• [Instructions to follow]
Track down each line that has the word "with" and copy it.

• [Records shown]
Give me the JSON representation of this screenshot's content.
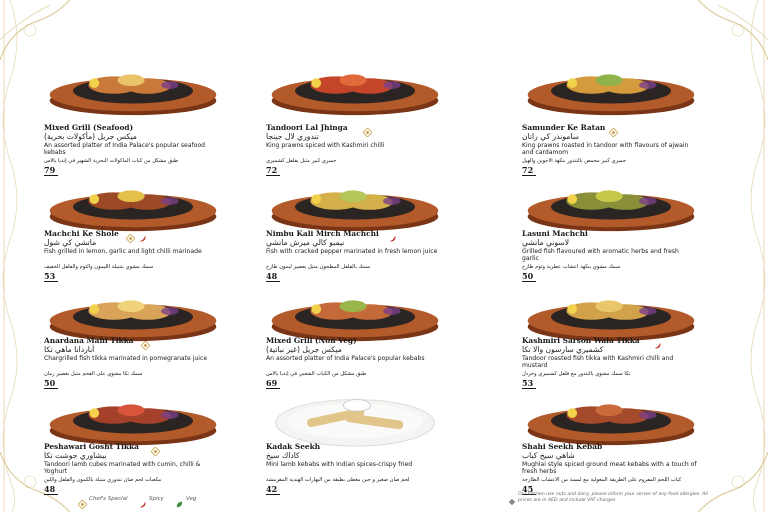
{
  "colors": {
    "wood": "#b25a2a",
    "wood_dark": "#7a3516",
    "gold": "#d6b86a",
    "chilli": "#c0392b",
    "veg": "#3a8f3a"
  },
  "items": [
    {
      "name": "Mixed Grill (Seafood)",
      "name_ar": "ميكس جريل (مأكولات بحرية)",
      "desc": "An assorted platter of India Palace's popular seafood kebabs",
      "desc_ar": "طبق مشكل من كباب المأكولات البحرية الشهير في إنديا بالاس",
      "price": "79",
      "badges": []
    },
    {
      "name": "Tandoori Lal Jhinga",
      "name_ar": "تندوري لال جينجا",
      "desc": "King prawns spiced with Kashmiri chilli",
      "desc_ar": "جمبري كبير متبل بفلفل كشميري",
      "price": "72",
      "badges": [
        "chef"
      ]
    },
    {
      "name": "Samunder Ke Ratan",
      "name_ar": "سامونذر كي راتان",
      "desc": "King prawns roasted in tandoor with flavours of ajwain and cardamom",
      "desc_ar": "جمبري كبير محمص بالتندور بنكهة الأجوين والهيل",
      "price": "72",
      "badges": [
        "chef"
      ]
    },
    {
      "name": "Machchi Ke Shole",
      "name_ar": "ماتشي كي شول",
      "desc": "Fish grilled in lemon, garlic and light chilli marinade",
      "desc_ar": "سمك مشوي بتتبيلة الليمون والثوم والفلفل الخفيف",
      "price": "53",
      "badges": [
        "chef",
        "spicy"
      ]
    },
    {
      "name": "Nimbu Kali Mirch Machchi",
      "name_ar": "نيمبو كالي ميرش ماتشي",
      "desc": "Fish with cracked pepper marinated in fresh lemon  juice",
      "desc_ar": "سمك بالفلفل المطحون متبل بعصير ليمون طازج",
      "price": "48",
      "badges": [
        "spicy"
      ]
    },
    {
      "name": "Lasuni Machchi",
      "name_ar": "لاسوني ماتشي",
      "desc": "Grilled fish flavoured with aromatic herbs and fresh garlic",
      "desc_ar": "سمك مشوي بنكهة أعشاب عطرية وثوم طازج",
      "price": "50",
      "badges": []
    },
    {
      "name": "Anardana Mahi Tikka",
      "name_ar": "أناردانا ماهي تكا",
      "desc": "Chargrilled fish tikka marinated in pomegranate juice",
      "desc_ar": "سمك تكا مشوي على الفحم متبل بعصير رمان",
      "price": "50",
      "badges": [
        "chef"
      ]
    },
    {
      "name": "Mixed Grill (Non Veg)",
      "name_ar": "ميكس جريل (غير نباتية)",
      "desc": "An assorted platter of India Palace's popular kebabs",
      "desc_ar": "طبق مشكل من الكباب الشعبي في إنديا بالاس",
      "price": "69",
      "badges": []
    },
    {
      "name": "Kashmiri Sarson Wala Tikka",
      "name_ar": "كشميري سارسون والا تكا",
      "desc": "Tandoor roasted fish tikka with Kashmiri chilli and mustard",
      "desc_ar": "تكا سمك مشوي بالتندور مع فلفل كشميري وخردل",
      "price": "53",
      "badges": [
        "spicy"
      ]
    },
    {
      "name": "Peshawari Gosht Tikka",
      "name_ar": "بيشاوري جوشت تكا",
      "desc": "Tandoori lamb cubes marinated with cumin, chilli & Yoghurt",
      "desc_ar": "مكعبات لحم ضأن تندوري متبلة بالكمون والفلفل واللبن",
      "price": "48",
      "badges": [
        "chef"
      ]
    },
    {
      "name": "Kadak Seekh",
      "name_ar": "كاداك سيخ",
      "desc": "Mini lamb kebabs with Indian spices-crispy fried",
      "desc_ar": "لحم ضأن صغير و جبن مغطى بطبقة من البهارات الهندية المقرمشة",
      "price": "42",
      "badges": []
    },
    {
      "name": "Shahi Seekh Kebab",
      "name_ar": "شاهي سيخ كباب",
      "desc": "Mughlai style spiced ground meat kebabs with a touch of fresh herbs",
      "desc_ar": "كباب اللحم المفروم على الطريقة المغولية مع لمسة من الأعشاب الطازجة",
      "price": "45",
      "badges": []
    }
  ],
  "legend": {
    "chef": "Chef's Special",
    "spicy": "Spicy",
    "veg": "Veg"
  },
  "note": "Our kitchen use nuts and dairy, please inform your server of any food allergies. All prices are in AED and include VAT charges."
}
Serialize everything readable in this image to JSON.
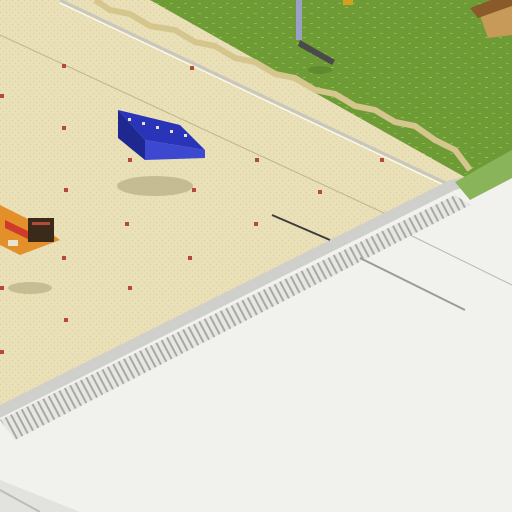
{
  "scene": {
    "type": "isometric-voxel-game-view",
    "palette": {
      "sand": "#e9e0b8",
      "sand_dark": "#d8cc9c",
      "grass": "#6e9b35",
      "grass_light": "#7fae3e",
      "roof": "#f1f1ee",
      "roof_shadow": "#cfcfcb",
      "stripe": "#a9a9a4",
      "ship_blue": "#2a34b8",
      "sign_orange": "#e4902a",
      "lamp_red": "#b44a3a"
    },
    "objects": [
      {
        "name": "grass-field",
        "kind": "terrain"
      },
      {
        "name": "sand-plaza",
        "kind": "terrain"
      },
      {
        "name": "white-roof-building",
        "kind": "structure"
      },
      {
        "name": "blue-floating-structure",
        "kind": "entity"
      },
      {
        "name": "orange-vendor-stall",
        "kind": "structure"
      },
      {
        "name": "hut",
        "kind": "structure"
      },
      {
        "name": "crane-arm",
        "kind": "entity"
      }
    ]
  }
}
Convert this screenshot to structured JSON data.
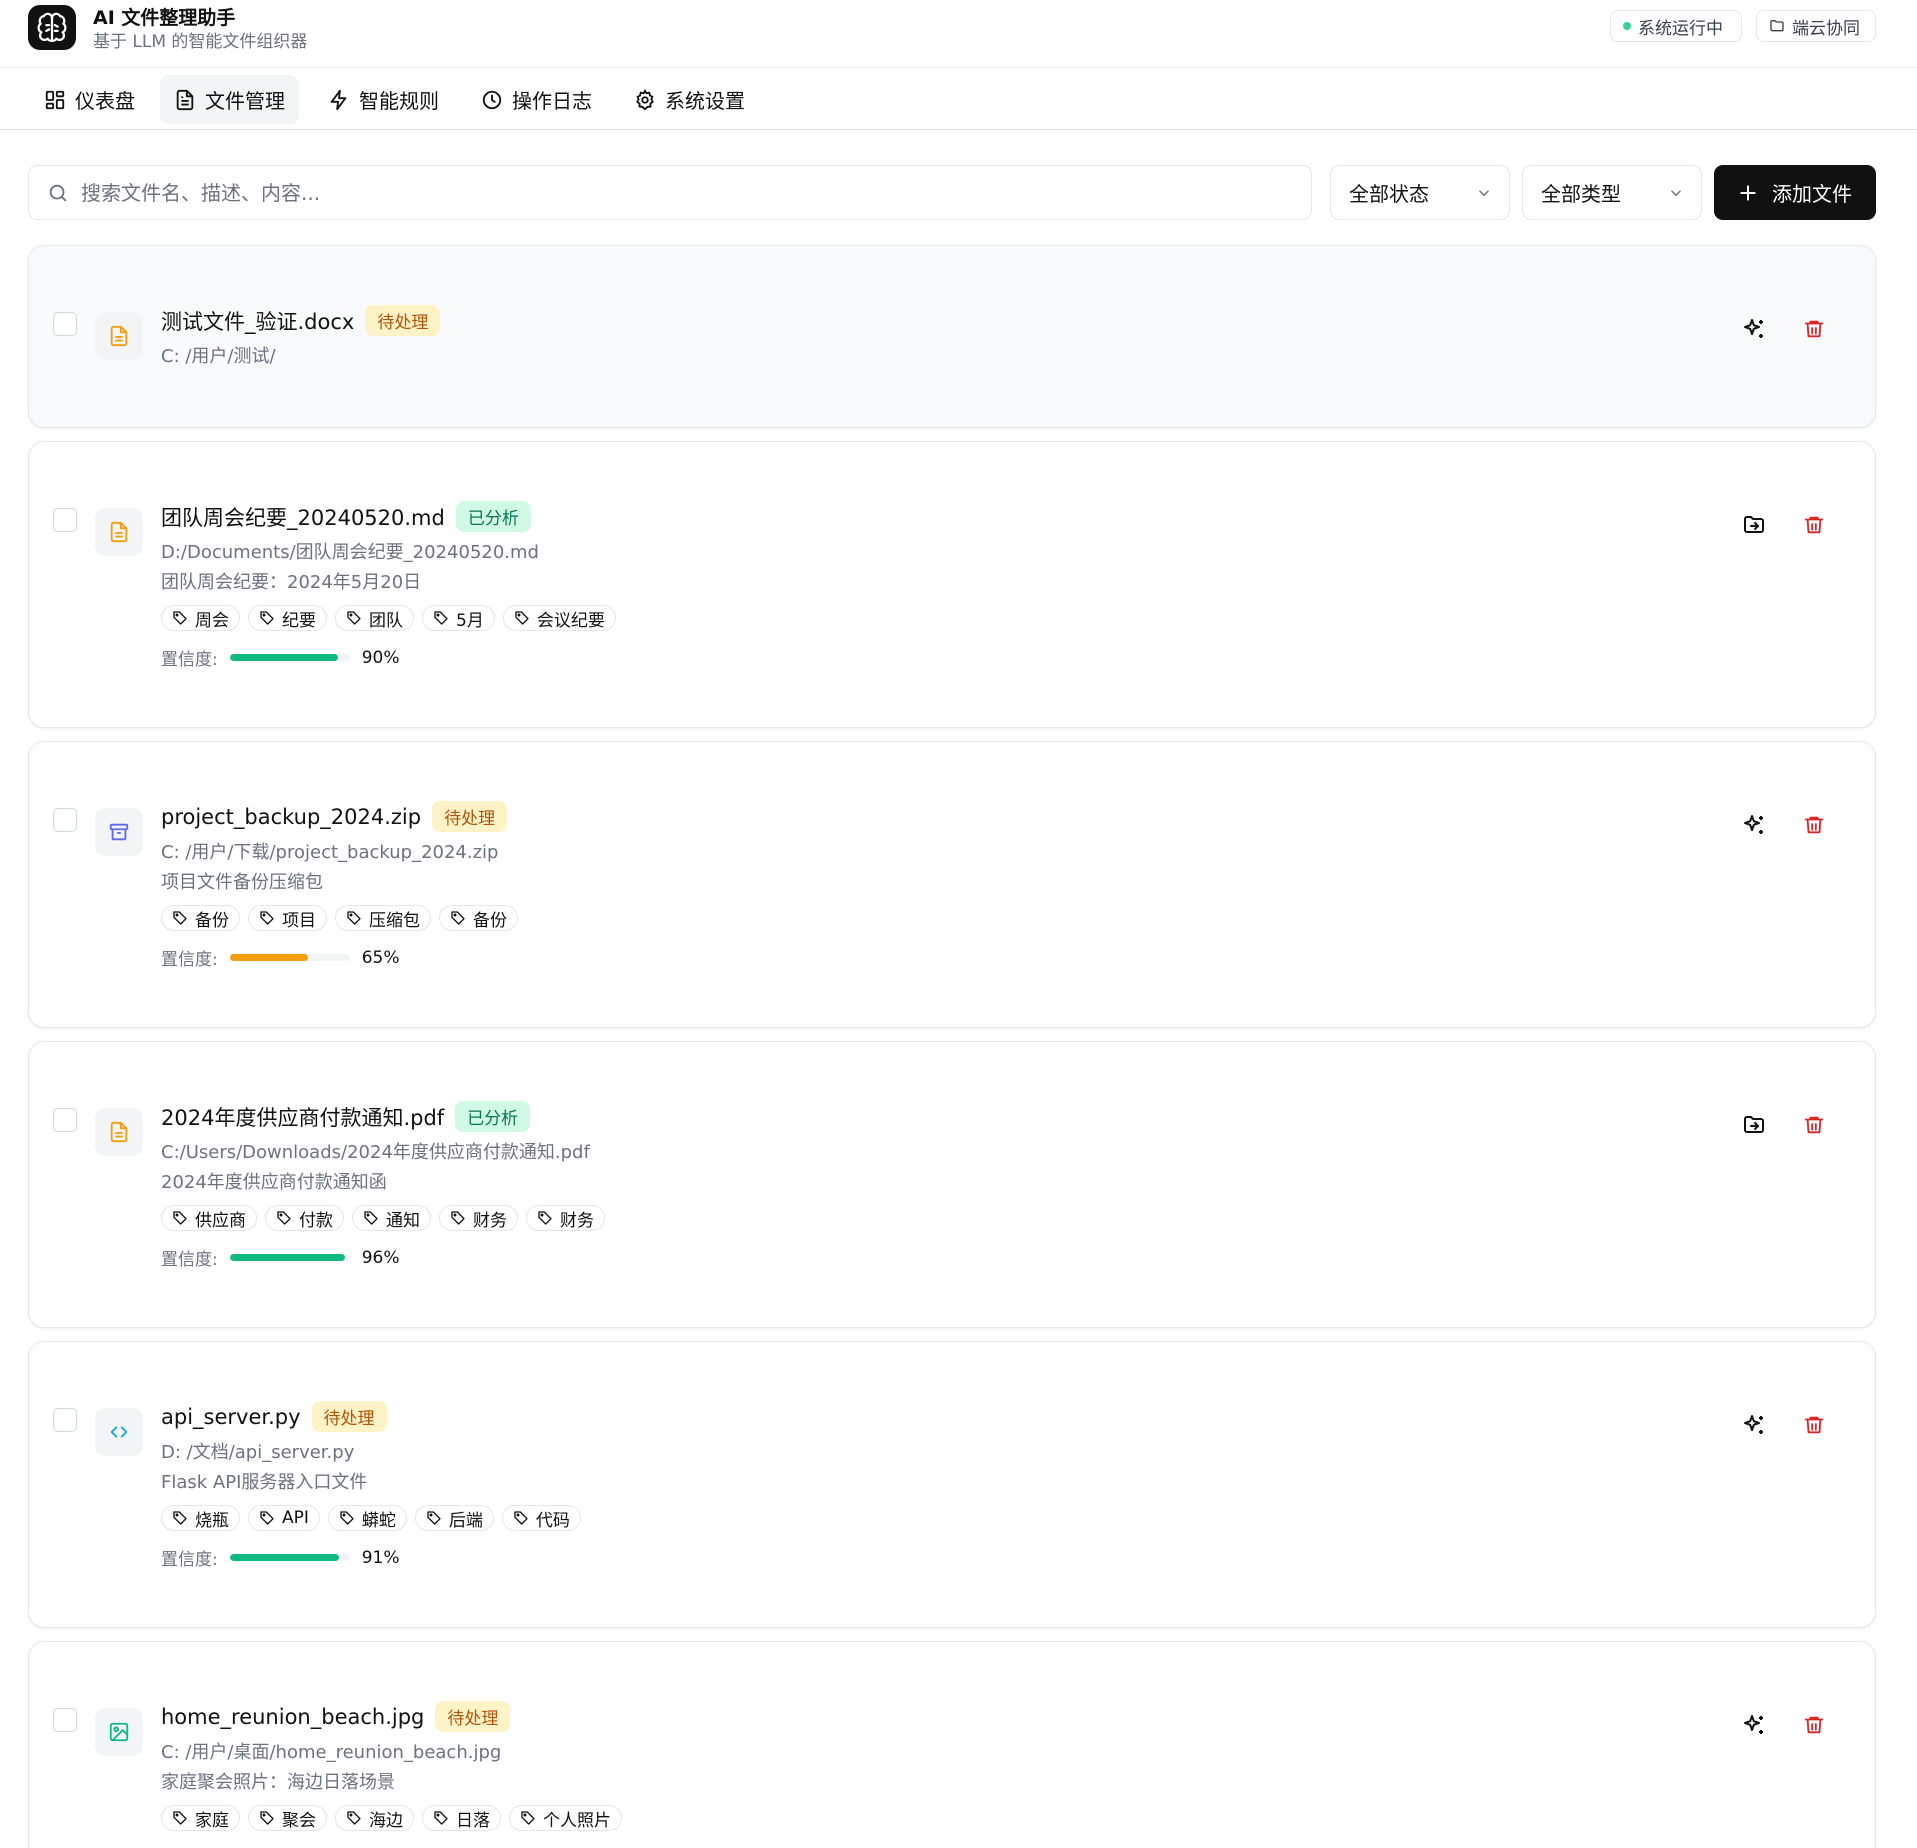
{
  "app": {
    "title": "AI 文件整理助手",
    "subtitle": "基于 LLM 的智能文件组织器"
  },
  "status": {
    "running": "系统运行中",
    "sync": "端云协同"
  },
  "nav": {
    "tabs": [
      {
        "label": "仪表盘"
      },
      {
        "label": "文件管理"
      },
      {
        "label": "智能规则"
      },
      {
        "label": "操作日志"
      },
      {
        "label": "系统设置"
      }
    ]
  },
  "toolbar": {
    "search_placeholder": "搜索文件名、描述、内容...",
    "status_filter": "全部状态",
    "type_filter": "全部类型",
    "add_label": "添加文件"
  },
  "labels": {
    "confidence": "置信度:"
  },
  "colors": {
    "pending_bg": "#fef3c7",
    "pending_fg": "#b45309",
    "done_bg": "#d1fae5",
    "done_fg": "#047857",
    "conf_high": "#10b981",
    "conf_mid": "#f59e0b"
  },
  "files": [
    {
      "name": "测试文件_验证.docx",
      "status": "待处理",
      "path": "C:  /用户/测试/",
      "icon": "document-icon"
    },
    {
      "name": "团队周会纪要_20240520.md",
      "status": "已分析",
      "path": "D:/Documents/团队周会纪要_20240520.md",
      "desc": "团队周会纪要：2024年5月20日",
      "tags": [
        "周会",
        "纪要",
        "团队",
        "5月",
        "会议纪要"
      ],
      "confidence": "90%",
      "icon": "document-icon"
    },
    {
      "name": "project_backup_2024.zip",
      "status": "待处理",
      "path": "C:  /用户/下载/project_backup_2024.zip",
      "desc": "项目文件备份压缩包",
      "tags": [
        "备份",
        "项目",
        "压缩包",
        "备份"
      ],
      "confidence": "65%",
      "icon": "archive-icon"
    },
    {
      "name": "2024年度供应商付款通知.pdf",
      "status": "已分析",
      "path": "C:/Users/Downloads/2024年度供应商付款通知.pdf",
      "desc": "2024年度供应商付款通知函",
      "tags": [
        "供应商",
        "付款",
        "通知",
        "财务",
        "财务"
      ],
      "confidence": "96%",
      "icon": "document-icon"
    },
    {
      "name": "api_server.py",
      "status": "待处理",
      "path": "D:  /文档/api_server.py",
      "desc": "Flask API服务器入口文件",
      "tags": [
        "烧瓶",
        "API",
        "蟒蛇",
        "后端",
        "代码"
      ],
      "confidence": "91%",
      "icon": "code-icon"
    },
    {
      "name": "home_reunion_beach.jpg",
      "status": "待处理",
      "path": "C:  /用户/桌面/home_reunion_beach.jpg",
      "desc": "家庭聚会照片：海边日落场景",
      "tags": [
        "家庭",
        "聚会",
        "海边",
        "日落",
        "个人照片"
      ],
      "icon": "image-icon"
    }
  ]
}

• [Written response]
      "desc": "King prawns spiced with Kashmiri chilli",
      "desc": "King prawns roasted in tandoor with flavours of ajwain and cardamom",
      "desc": "Fish with cracked pepper marinated in fresh lemon  juice",
      "desc": "Grilled fish flavoured with aromatic herbs and fresh garlic",
      "desc": "Tandoor roasted fish tikka with Kashmiri chilli and mustard",
      "desc": "Tandoori lamb cubes marinated with cumin, chilli & Yoghurt",
      "desc": "Mini lamb kebabs with Indian spices-crispy fried",
      "desc": "Mughlai style spiced ground meat kebabs with a touch of fresh herbs",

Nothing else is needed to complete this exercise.